◆ Required task
Could you write out the records below exactly as they appear, leaving out any pictures?

Saved entries:
......

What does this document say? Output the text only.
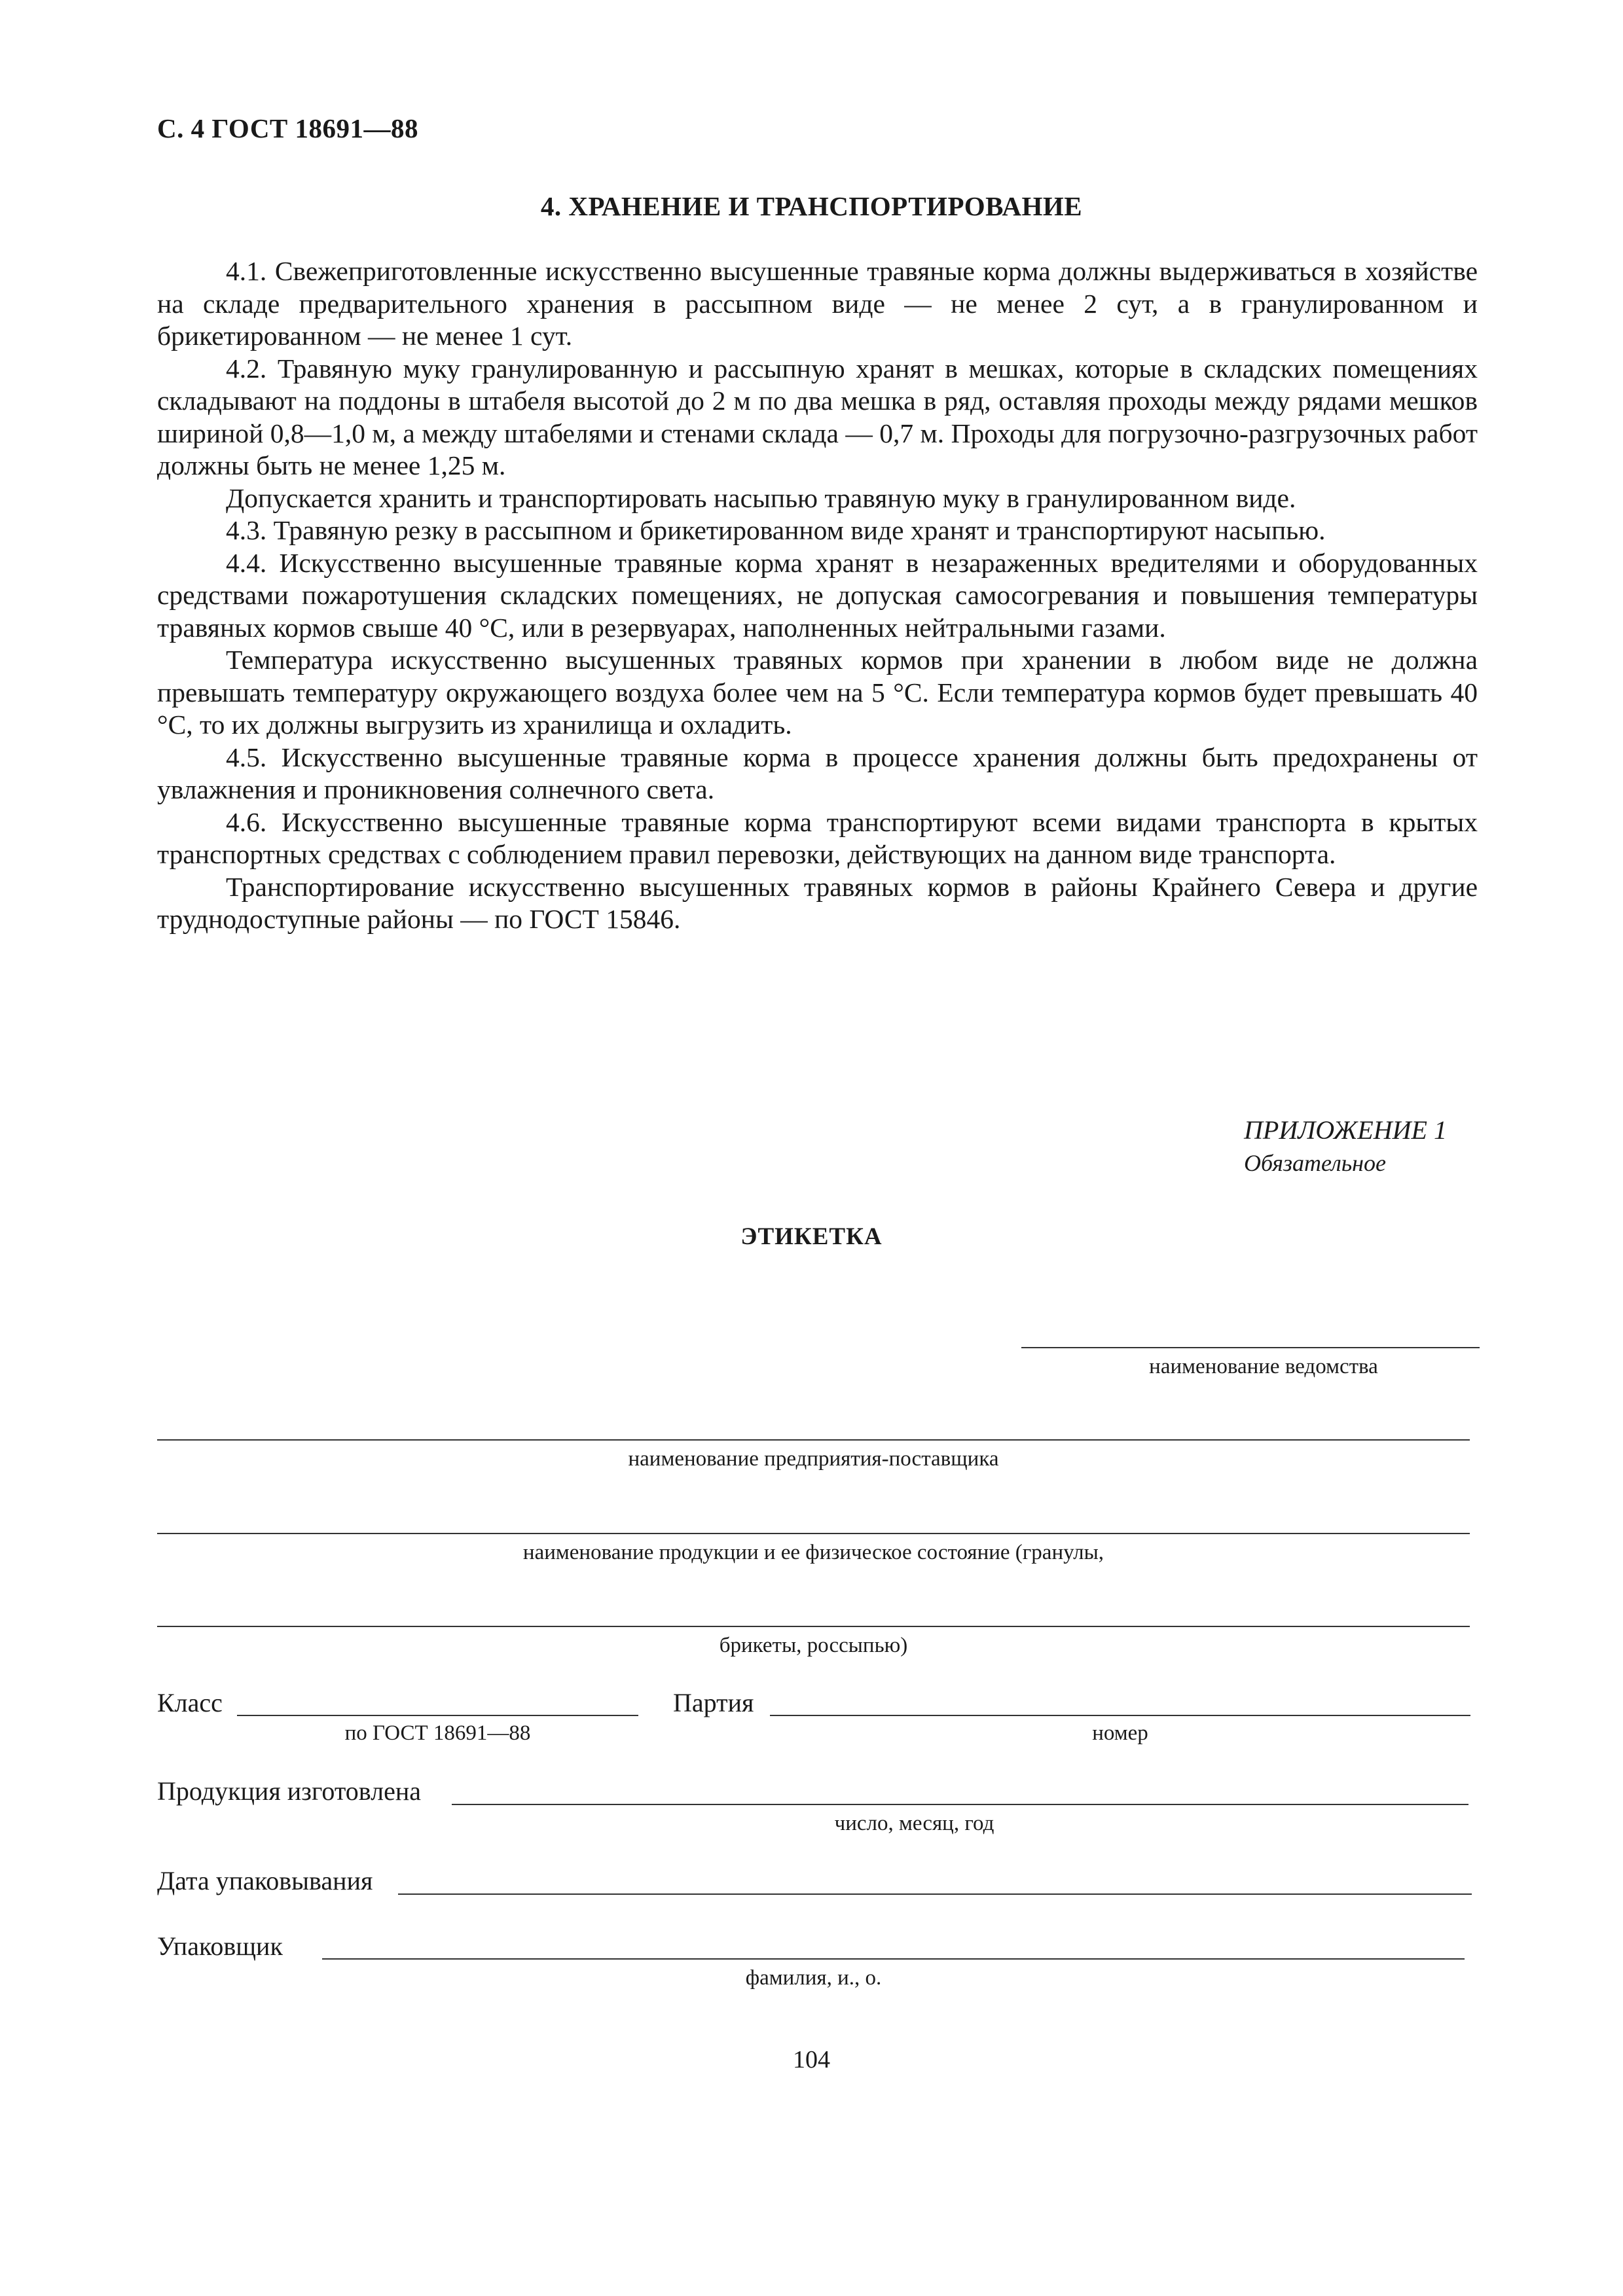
С. 4 ГОСТ 18691—88
4. ХРАНЕНИЕ И ТРАНСПОРТИРОВАНИЕ

4.1. Свежеприготовленные искусственно высушенные травяные корма должны выдерживаться в хозяйстве на складе предварительного хранения в рассыпном виде — не менее 2 сут, а в гранулированном и брикетированном — не менее 1 сут.

4.2. Травяную муку гранулированную и рассыпную хранят в мешках, которые в складских помещениях складывают на поддоны в штабеля высотой до 2 м по два мешка в ряд, оставляя проходы между рядами мешков шириной 0,8—1,0 м, а между штабелями и стенами склада — 0,7 м. Проходы для погрузочно-разгрузочных работ должны быть не менее 1,25 м.

Допускается хранить и транспортировать насыпью травяную муку в гранулированном виде.

4.3. Травяную резку в рассыпном и брикетированном виде хранят и транспортируют насыпью.

4.4. Искусственно высушенные травяные корма хранят в незараженных вредителями и оборудованных средствами пожаротушения складских помещениях, не допуская самосогревания и повышения температуры травяных кормов свыше 40 °С, или в резервуарах, наполненных нейтральными газами.

Температура искусственно высушенных травяных кормов при хранении в любом виде не должна превышать температуру окружающего воздуха более чем на 5 °С. Если температура кормов будет превышать 40 °С, то их должны выгрузить из хранилища и охладить.

4.5. Искусственно высушенные травяные корма в процессе хранения должны быть предохранены от увлажнения и проникновения солнечного света.

4.6. Искусственно высушенные травяные корма транспортируют всеми видами транспорта в крытых транспортных средствах с соблюдением правил перевозки, действующих на данном виде транспорта.

Транспортирование искусственно высушенных травяных кормов в районы Крайнего Севера и другие труднодоступные районы — по ГОСТ 15846.

ПРИЛОЖЕНИЕ 1
Обязательное
ЭТИКЕТКА
наименование ведомства
наименование предприятия-поставщика
наименование продукции и ее физическое состояние (гранулы,
брикеты, россыпью)
Класс
по ГОСТ 18691—88
Партия
номер
Продукция изготовлена
число, месяц, год
Дата упаковывания
Упаковщик
фамилия, и., о.
104
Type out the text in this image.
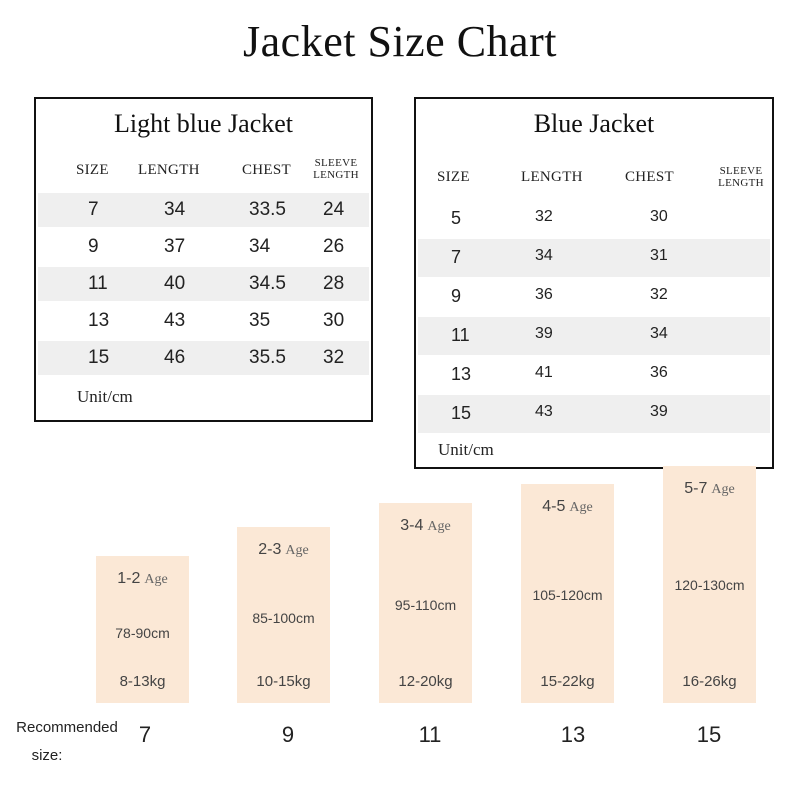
Jacket Size Chart
Light blue Jacket
SIZE LENGTH	CHEST	SLEEVE
LENGTH
7	34	33.5 24
9	37	34	26
11	40	34.5 28
13	43	35	30
15	46	35.5 32
Unit/cm
Blue Jacket
SIZE	LENGTH	CHEST	SLEEVE
LENGTH
5	32	30
7	34	31
9	36	32
11	39	34
13	41	36
15	43	39
Unit/cm
1-2 Age
78-90cm
8-13kg
7
2-3 Age
85-100cm
10-15kg
9
3-4 Age
95-110cm
12-20kg
11
4-5 Age
105-120cm
15-22kg
13
5-7 Age
120-130cm
16-26kg
15
Recommended
size:
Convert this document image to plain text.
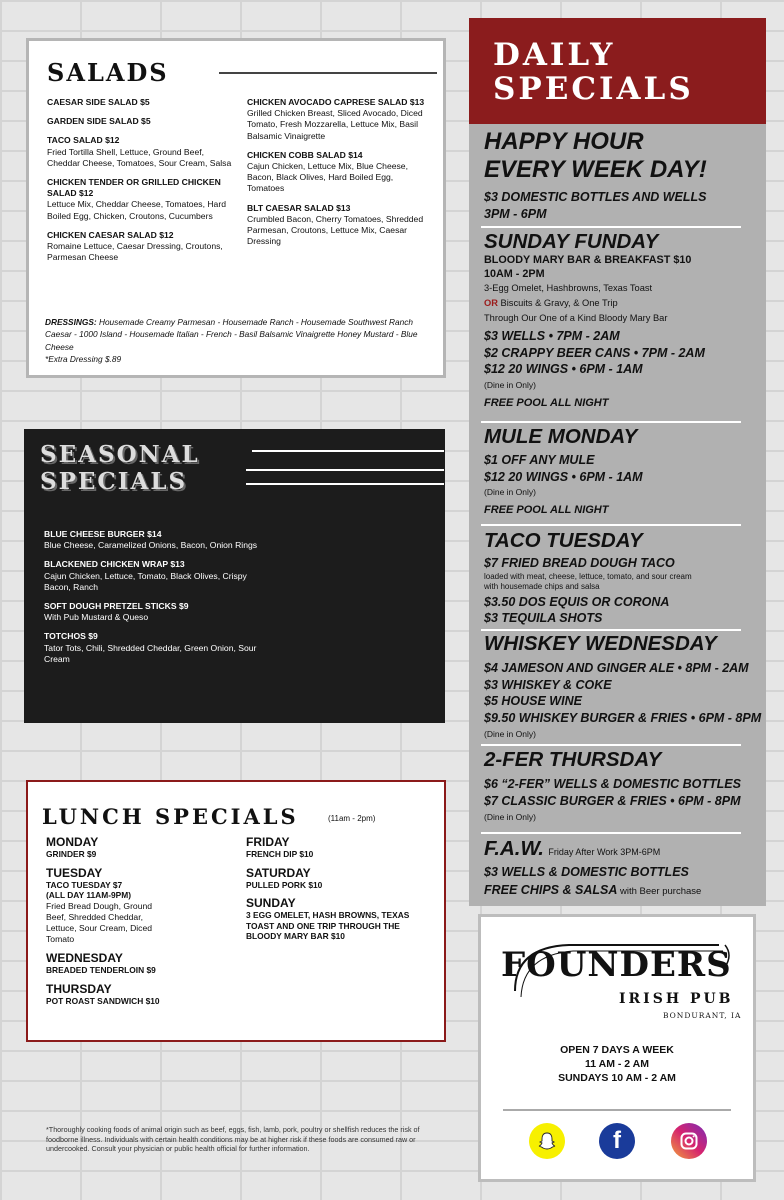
SALADS
CAESAR SIDE SALAD $5
GARDEN SIDE SALAD $5
TACO SALAD $12
Fried Tortilla Shell, Lettuce, Ground Beef, Cheddar Cheese, Tomatoes, Sour Cream, Salsa
CHICKEN TENDER OR GRILLED CHICKEN SALAD $12
Lettuce Mix, Cheddar Cheese, Tomatoes, Hard Boiled Egg, Chicken, Croutons, Cucumbers
CHICKEN CAESAR SALAD $12
Romaine Lettuce, Caesar Dressing, Croutons, Parmesan Cheese
CHICKEN AVOCADO CAPRESE SALAD $13
Grilled Chicken Breast, Sliced Avocado, Diced Tomato, Fresh Mozzarella, Lettuce Mix, Basil Balsamic Vinaigrette
CHICKEN COBB SALAD $14
Cajun Chicken, Lettuce Mix, Blue Cheese, Bacon, Black Olives, Hard Boiled Egg, Tomatoes
BLT CAESAR SALAD $13
Crumbled Bacon, Cherry Tomatoes, Shredded Parmesan, Croutons, Lettuce Mix, Caesar Dressing
DRESSINGS: Housemade Creamy Parmesan - Housemade Ranch - Housemade Southwest Ranch Caesar - 1000 Island - Housemade Italian - French - Basil Balsamic Vinaigrette Honey Mustard - Blue Cheese
*Extra Dressing $.89
SEASONAL
SPECIALS
BLUE CHEESE BURGER $14
Blue Cheese, Caramelized Onions, Bacon, Onion Rings
BLACKENED CHICKEN WRAP $13
Cajun Chicken, Lettuce, Tomato, Black Olives, Crispy Bacon, Ranch
SOFT DOUGH PRETZEL STICKS $9
With Pub Mustard & Queso
TOTCHOS $9
Tator Tots, Chili, Shredded Cheddar, Green Onion, Sour Cream
LUNCH SPECIALS	(11am - 2pm)
MONDAY
GRINDER $9
TUESDAY
TACO TUESDAY $7
(ALL DAY 11AM-9PM)
Fried Bread Dough, Ground Beef, Shredded Cheddar, Lettuce, Sour Cream, Diced Tomato
WEDNESDAY
BREADED TENDERLOIN $9
THURSDAY
POT ROAST SANDWICH $10
FRIDAY
FRENCH DIP $10
SATURDAY
PULLED PORK $10
SUNDAY
3 EGG OMELET, HASH BROWNS, TEXAS TOAST AND ONE TRIP THROUGH THE BLOODY MARY BAR $10
*Thoroughly cooking foods of animal origin such as beef, eggs, fish, lamb, pork, poultry or shellfish reduces the risk of foodborne illness. Individuals with certain health conditions may be at higher risk if these foods are consumed raw or undercooked. Consult your physician or public health official for further information.
DAILY
SPECIALS
HAPPY HOUR
EVERY WEEK DAY!
$3 DOMESTIC BOTTLES AND WELLS
3PM - 6PM
SUNDAY FUNDAY
BLOODY MARY BAR & BREAKFAST $10
10AM - 2PM
3-Egg Omelet, Hashbrowns, Texas Toast
OR Biscuits & Gravy, & One Trip
Through Our One of a Kind Bloody Mary Bar
$3 WELLS • 7PM - 2AM
$2 CRAPPY BEER CANS • 7PM - 2AM
$12 20 WINGS • 6PM - 1AM
(Dine in Only)
FREE POOL ALL NIGHT
MULE MONDAY
$1 OFF ANY MULE
$12 20 WINGS • 6PM - 1AM
(Dine in Only)
FREE POOL ALL NIGHT
TACO TUESDAY
$7 FRIED BREAD DOUGH TACO
loaded with meat, cheese, lettuce, tomato, and sour cream
with housemade chips and salsa
$3.50 DOS EQUIS OR CORONA
$3 TEQUILA SHOTS
WHISKEY WEDNESDAY
$4 JAMESON AND GINGER ALE • 8PM - 2AM
$3 WHISKEY & COKE
$5 HOUSE WINE
$9.50 WHISKEY BURGER & FRIES • 6PM - 8PM
(Dine in Only)
2-FER THURSDAY
$6 “2-FER” WELLS & DOMESTIC BOTTLES
$7 CLASSIC BURGER & FRIES • 6PM - 8PM
(Dine in Only)
F.A.W. Friday After Work 3PM-6PM
$3 WELLS & DOMESTIC BOTTLES
FREE CHIPS & SALSA with Beer purchase
FOUNDERS
IRISH PUB
BONDURANT, IA
OPEN 7 DAYS A WEEK
11 AM - 2 AM
SUNDAYS 10 AM - 2 AM
f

......

◆ Correct result
What does this document say? Output the text only.
С. 4 ГОСТ 18691—88
4. ХРАНЕНИЕ И ТРАНСПОРТИРОВАНИЕ

4.1. Свежеприготовленные искусственно высушенные травяные корма должны выдерживаться в хозяйстве на складе предварительного хранения в рассыпном виде — не менее 2 сут, а в гранулированном и брикетированном — не менее 1 сут.

4.2. Травяную муку гранулированную и рассыпную хранят в мешках, которые в складских помещениях складывают на поддоны в штабеля высотой до 2 м по два мешка в ряд, оставляя проходы между рядами мешков шириной 0,8—1,0 м, а между штабелями и стенами склада — 0,7 м. Проходы для погрузочно-разгрузочных работ должны быть не менее 1,25 м.

Допускается хранить и транспортировать насыпью травяную муку в гранулированном виде.

4.3. Травяную резку в рассыпном и брикетированном виде хранят и транспортируют насыпью.

4.4. Искусственно высушенные травяные корма хранят в незараженных вредителями и оборудованных средствами пожаротушения складских помещениях, не допуская самосогревания и повышения температуры травяных кормов свыше 40 °С, или в резервуарах, наполненных нейтральными газами.

Температура искусственно высушенных травяных кормов при хранении в любом виде не должна превышать температуру окружающего воздуха более чем на 5 °С. Если температура кормов будет превышать 40 °С, то их должны выгрузить из хранилища и охладить.

4.5. Искусственно высушенные травяные корма в процессе хранения должны быть предохранены от увлажнения и проникновения солнечного света.

4.6. Искусственно высушенные травяные корма транспортируют всеми видами транспорта в крытых транспортных средствах с соблюдением правил перевозки, действующих на данном виде транспорта.

Транспортирование искусственно высушенных травяных кормов в районы Крайнего Севера и другие труднодоступные районы — по ГОСТ 15846.

ПРИЛОЖЕНИЕ 1
Обязательное
ЭТИКЕТКА
наименование ведомства
наименование предприятия-поставщика
наименование продукции и ее физическое состояние (гранулы,
брикеты, россыпью)
Класс
по ГОСТ 18691—88
Партия
номер
Продукция изготовлена
число, месяц, год
Дата упаковывания
Упаковщик
фамилия, и., о.
104
Type out the text in this image.
Jacket Size Chart
Light blue Jacket
SIZE LENGTH	CHEST	SLEEVE
LENGTH
7	34	33.5 24
9	37	34	26
11	40	34.5 28
13	43	35	30
15	46	35.5 32
Unit/cm
Blue Jacket
SIZE	LENGTH	CHEST	SLEEVE
LENGTH
5	32	30
7	34	31
9	36	32
11	39	34
13	41	36
15	43	39
Unit/cm
1-2 Age
78-90cm
8-13kg
7
2-3 Age
85-100cm
10-15kg
9
3-4 Age
95-110cm
12-20kg
11
4-5 Age
105-120cm
15-22kg
13
5-7 Age
120-130cm
16-26kg
15
Recommended
size:
Convert this document image to plain text.
SALADS
CAESAR SIDE SALAD $5
GARDEN SIDE SALAD $5
TACO SALAD $12
Fried Tortilla Shell, Lettuce, Ground Beef, Cheddar Cheese, Tomatoes, Sour Cream, Salsa
CHICKEN TENDER OR GRILLED CHICKEN SALAD $12
Lettuce Mix, Cheddar Cheese, Tomatoes, Hard Boiled Egg, Chicken, Croutons, Cucumbers
CHICKEN CAESAR SALAD $12
Romaine Lettuce, Caesar Dressing, Croutons, Parmesan Cheese
CHICKEN AVOCADO CAPRESE SALAD $13
Grilled Chicken Breast, Sliced Avocado, Diced Tomato, Fresh Mozzarella, Lettuce Mix, Basil Balsamic Vinaigrette
CHICKEN COBB SALAD $14
Cajun Chicken, Lettuce Mix, Blue Cheese, Bacon, Black Olives, Hard Boiled Egg, Tomatoes
BLT CAESAR SALAD $13
Crumbled Bacon, Cherry Tomatoes, Shredded Parmesan, Croutons, Lettuce Mix, Caesar Dressing
DRESSINGS: Housemade Creamy Parmesan - Housemade Ranch - Housemade Southwest Ranch Caesar - 1000 Island - Housemade Italian - French - Basil Balsamic Vinaigrette Honey Mustard - Blue Cheese
*Extra Dressing $.89
SEASONAL
SPECIALS
BLUE CHEESE BURGER $14
Blue Cheese, Caramelized Onions, Bacon, Onion Rings
BLACKENED CHICKEN WRAP $13
Cajun Chicken, Lettuce, Tomato, Black Olives, Crispy Bacon, Ranch
SOFT DOUGH PRETZEL STICKS $9
With Pub Mustard & Queso
TOTCHOS $9
Tator Tots, Chili, Shredded Cheddar, Green Onion, Sour Cream
LUNCH SPECIALS	(11am - 2pm)
MONDAY
GRINDER $9
TUESDAY
TACO TUESDAY $7
(ALL DAY 11AM-9PM)
Fried Bread Dough, Ground Beef, Shredded Cheddar, Lettuce, Sour Cream, Diced Tomato
WEDNESDAY
BREADED TENDERLOIN $9
THURSDAY
POT ROAST SANDWICH $10
FRIDAY
FRENCH DIP $10
SATURDAY
PULLED PORK $10
SUNDAY
3 EGG OMELET, HASH BROWNS, TEXAS TOAST AND ONE TRIP THROUGH THE BLOODY MARY BAR $10
*Thoroughly cooking foods of animal origin such as beef, eggs, fish, lamb, pork, poultry or shellfish reduces the risk of foodborne illness. Individuals with certain health conditions may be at higher risk if these foods are consumed raw or undercooked. Consult your physician or public health official for further information.
DAILY
SPECIALS
HAPPY HOUR
EVERY WEEK DAY!
$3 DOMESTIC BOTTLES AND WELLS
3PM - 6PM
SUNDAY FUNDAY
BLOODY MARY BAR & BREAKFAST $10
10AM - 2PM
3-Egg Omelet, Hashbrowns, Texas Toast
OR Biscuits & Gravy, & One Trip
Through Our One of a Kind Bloody Mary Bar
$3 WELLS • 7PM - 2AM
$2 CRAPPY BEER CANS • 7PM - 2AM
$12 20 WINGS • 6PM - 1AM
(Dine in Only)
FREE POOL ALL NIGHT
MULE MONDAY
$1 OFF ANY MULE
$12 20 WINGS • 6PM - 1AM
(Dine in Only)
FREE POOL ALL NIGHT
TACO TUESDAY
$7 FRIED BREAD DOUGH TACO
loaded with meat, cheese, lettuce, tomato, and sour cream
with housemade chips and salsa
$3.50 DOS EQUIS OR CORONA
$3 TEQUILA SHOTS
WHISKEY WEDNESDAY
$4 JAMESON AND GINGER ALE • 8PM - 2AM
$3 WHISKEY & COKE
$5 HOUSE WINE
$9.50 WHISKEY BURGER & FRIES • 6PM - 8PM
(Dine in Only)
2-FER THURSDAY
$6 “2-FER” WELLS & DOMESTIC BOTTLES
$7 CLASSIC BURGER & FRIES • 6PM - 8PM
(Dine in Only)
F.A.W. Friday After Work 3PM-6PM
$3 WELLS & DOMESTIC BOTTLES
FREE CHIPS & SALSA with Beer purchase
FOUNDERS
IRISH PUB
BONDURANT, IA
OPEN 7 DAYS A WEEK
11 AM - 2 AM
SUNDAYS 10 AM - 2 AM
f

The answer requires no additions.